→ **Aim**:
Determine how many lines in the entries below include "relationship". The reply should be that number and nothing else.

→ **Provided material**:
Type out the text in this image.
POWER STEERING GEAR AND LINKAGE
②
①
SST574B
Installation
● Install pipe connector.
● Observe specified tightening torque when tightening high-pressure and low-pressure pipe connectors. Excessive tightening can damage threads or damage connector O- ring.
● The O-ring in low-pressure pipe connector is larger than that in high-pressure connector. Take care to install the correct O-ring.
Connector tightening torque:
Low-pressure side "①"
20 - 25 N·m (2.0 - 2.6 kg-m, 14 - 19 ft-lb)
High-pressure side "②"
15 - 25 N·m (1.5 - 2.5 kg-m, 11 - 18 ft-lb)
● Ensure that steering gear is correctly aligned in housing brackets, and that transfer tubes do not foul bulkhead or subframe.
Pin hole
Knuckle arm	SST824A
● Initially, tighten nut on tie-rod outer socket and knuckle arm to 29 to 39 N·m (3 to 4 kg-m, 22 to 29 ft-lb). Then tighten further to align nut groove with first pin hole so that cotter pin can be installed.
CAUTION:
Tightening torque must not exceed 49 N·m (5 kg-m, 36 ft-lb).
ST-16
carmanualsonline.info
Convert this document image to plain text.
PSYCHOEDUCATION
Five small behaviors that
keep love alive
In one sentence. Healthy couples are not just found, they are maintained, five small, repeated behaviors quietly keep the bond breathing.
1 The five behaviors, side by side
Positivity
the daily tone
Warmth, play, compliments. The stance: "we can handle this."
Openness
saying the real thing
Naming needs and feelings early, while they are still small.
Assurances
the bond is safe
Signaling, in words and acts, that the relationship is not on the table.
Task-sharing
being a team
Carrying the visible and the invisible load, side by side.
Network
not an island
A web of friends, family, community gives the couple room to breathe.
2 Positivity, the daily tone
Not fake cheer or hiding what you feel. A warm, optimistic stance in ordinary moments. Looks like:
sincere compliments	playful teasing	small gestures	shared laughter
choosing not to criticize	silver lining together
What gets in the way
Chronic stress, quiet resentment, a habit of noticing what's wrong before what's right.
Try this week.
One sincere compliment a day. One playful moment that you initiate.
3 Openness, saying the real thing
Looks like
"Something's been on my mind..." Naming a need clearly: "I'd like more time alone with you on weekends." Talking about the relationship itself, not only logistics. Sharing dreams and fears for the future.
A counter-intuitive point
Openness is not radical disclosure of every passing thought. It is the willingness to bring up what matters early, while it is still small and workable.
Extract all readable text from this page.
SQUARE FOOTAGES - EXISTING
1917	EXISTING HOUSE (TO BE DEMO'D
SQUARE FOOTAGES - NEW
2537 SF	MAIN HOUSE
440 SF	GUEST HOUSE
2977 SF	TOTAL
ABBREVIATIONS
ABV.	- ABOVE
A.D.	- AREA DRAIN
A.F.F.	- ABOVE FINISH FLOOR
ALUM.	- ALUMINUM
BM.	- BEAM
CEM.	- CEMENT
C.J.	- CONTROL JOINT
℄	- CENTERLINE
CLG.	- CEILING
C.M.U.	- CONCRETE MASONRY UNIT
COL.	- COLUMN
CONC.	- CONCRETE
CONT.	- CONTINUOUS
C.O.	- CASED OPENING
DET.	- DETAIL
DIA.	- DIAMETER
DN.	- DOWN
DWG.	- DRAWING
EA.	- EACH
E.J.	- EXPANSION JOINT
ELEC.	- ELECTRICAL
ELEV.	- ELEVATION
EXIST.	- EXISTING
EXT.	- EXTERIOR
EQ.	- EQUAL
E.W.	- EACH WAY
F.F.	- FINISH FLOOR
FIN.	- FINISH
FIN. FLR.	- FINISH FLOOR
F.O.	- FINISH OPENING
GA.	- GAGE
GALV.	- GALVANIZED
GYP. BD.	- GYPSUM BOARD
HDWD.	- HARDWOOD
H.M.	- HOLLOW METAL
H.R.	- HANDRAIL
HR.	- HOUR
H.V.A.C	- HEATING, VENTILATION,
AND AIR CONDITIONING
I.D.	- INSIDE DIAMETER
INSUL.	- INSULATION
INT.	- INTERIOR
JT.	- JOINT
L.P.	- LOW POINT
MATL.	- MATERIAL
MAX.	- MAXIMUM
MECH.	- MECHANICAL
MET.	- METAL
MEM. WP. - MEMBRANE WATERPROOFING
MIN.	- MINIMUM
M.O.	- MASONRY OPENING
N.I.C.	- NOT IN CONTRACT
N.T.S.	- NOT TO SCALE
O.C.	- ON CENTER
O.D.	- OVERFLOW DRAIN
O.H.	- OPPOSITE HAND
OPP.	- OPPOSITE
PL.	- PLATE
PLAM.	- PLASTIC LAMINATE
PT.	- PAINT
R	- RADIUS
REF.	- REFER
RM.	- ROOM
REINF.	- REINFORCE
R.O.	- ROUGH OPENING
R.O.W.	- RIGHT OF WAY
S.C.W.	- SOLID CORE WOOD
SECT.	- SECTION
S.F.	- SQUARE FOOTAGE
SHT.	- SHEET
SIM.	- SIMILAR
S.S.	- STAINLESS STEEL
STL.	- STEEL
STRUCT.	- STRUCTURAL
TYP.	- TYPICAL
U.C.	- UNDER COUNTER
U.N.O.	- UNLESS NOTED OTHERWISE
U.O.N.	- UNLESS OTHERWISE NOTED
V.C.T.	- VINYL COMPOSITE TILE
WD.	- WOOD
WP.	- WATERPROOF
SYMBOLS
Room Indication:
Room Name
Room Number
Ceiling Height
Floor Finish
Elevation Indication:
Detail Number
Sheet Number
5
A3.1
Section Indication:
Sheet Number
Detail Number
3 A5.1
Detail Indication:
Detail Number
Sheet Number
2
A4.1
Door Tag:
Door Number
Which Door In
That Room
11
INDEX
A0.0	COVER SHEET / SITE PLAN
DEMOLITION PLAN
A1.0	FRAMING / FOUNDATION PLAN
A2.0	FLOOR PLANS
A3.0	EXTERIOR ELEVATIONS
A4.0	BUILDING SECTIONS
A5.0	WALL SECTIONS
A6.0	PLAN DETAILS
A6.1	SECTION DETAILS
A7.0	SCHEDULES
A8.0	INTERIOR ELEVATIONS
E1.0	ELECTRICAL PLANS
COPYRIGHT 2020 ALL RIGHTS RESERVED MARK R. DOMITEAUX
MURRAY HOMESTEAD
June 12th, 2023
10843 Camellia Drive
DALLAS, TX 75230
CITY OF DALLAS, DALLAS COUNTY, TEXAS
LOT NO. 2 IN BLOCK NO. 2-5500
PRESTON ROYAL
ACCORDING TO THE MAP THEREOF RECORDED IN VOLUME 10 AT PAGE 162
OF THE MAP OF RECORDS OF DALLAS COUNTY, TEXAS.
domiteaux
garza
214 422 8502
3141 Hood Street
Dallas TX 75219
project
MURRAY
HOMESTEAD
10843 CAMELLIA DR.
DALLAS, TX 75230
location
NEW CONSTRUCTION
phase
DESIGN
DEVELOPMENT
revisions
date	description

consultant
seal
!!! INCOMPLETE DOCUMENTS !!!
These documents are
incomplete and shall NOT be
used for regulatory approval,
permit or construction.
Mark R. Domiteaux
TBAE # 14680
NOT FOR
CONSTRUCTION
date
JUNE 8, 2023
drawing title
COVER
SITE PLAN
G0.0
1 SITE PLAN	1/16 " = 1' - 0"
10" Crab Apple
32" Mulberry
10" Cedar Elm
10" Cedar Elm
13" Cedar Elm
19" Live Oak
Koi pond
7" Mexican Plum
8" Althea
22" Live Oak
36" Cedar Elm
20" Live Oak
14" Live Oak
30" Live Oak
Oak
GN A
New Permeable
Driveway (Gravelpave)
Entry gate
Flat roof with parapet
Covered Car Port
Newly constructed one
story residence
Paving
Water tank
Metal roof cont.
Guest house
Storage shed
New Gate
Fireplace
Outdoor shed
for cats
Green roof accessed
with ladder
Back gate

→ **Output of the exercise**:
2